AIM OF THE EXERCISE:
Within the records below, find each line that holds the string "Reasons", then copy it.

[Collection entries]

[Start]

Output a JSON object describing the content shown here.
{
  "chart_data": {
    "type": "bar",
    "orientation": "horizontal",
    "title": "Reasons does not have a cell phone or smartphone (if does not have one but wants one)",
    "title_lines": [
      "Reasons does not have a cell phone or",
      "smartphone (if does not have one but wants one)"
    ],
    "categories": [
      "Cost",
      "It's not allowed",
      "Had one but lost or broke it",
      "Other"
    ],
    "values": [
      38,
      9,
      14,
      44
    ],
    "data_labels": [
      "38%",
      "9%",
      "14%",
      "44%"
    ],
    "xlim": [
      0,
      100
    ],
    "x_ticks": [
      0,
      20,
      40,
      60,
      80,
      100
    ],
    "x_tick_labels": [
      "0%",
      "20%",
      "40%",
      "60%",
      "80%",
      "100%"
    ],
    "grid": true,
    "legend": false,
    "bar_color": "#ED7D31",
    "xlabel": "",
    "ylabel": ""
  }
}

[End]
[Start]

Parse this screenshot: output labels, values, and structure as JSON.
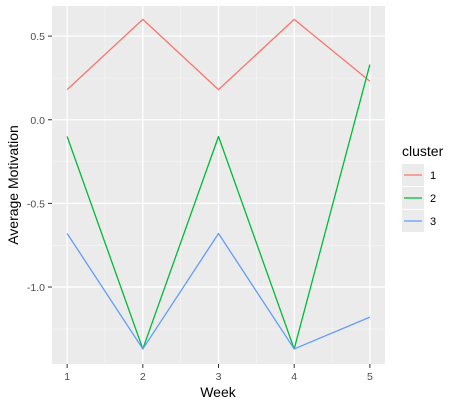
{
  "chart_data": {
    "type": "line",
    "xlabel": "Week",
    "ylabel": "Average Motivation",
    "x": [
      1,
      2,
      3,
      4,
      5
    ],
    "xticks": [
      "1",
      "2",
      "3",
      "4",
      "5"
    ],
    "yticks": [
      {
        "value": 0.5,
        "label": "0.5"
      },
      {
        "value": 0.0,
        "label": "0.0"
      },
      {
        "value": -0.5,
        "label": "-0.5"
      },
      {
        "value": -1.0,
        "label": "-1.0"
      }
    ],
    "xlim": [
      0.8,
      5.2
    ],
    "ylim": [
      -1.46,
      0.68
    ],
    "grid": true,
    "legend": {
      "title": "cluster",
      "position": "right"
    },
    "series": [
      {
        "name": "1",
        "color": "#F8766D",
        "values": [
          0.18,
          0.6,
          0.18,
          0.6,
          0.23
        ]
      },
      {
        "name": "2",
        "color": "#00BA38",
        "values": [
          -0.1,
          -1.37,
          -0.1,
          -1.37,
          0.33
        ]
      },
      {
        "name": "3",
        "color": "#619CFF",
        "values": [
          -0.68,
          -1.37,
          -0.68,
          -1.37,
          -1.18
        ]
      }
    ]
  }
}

[End]

SOLUTION TO THE PROBLEM:
    "title": "Reasons does not have a cell phone or smartphone (if does not have one but wants one)",
      "Reasons does not have a cell phone or",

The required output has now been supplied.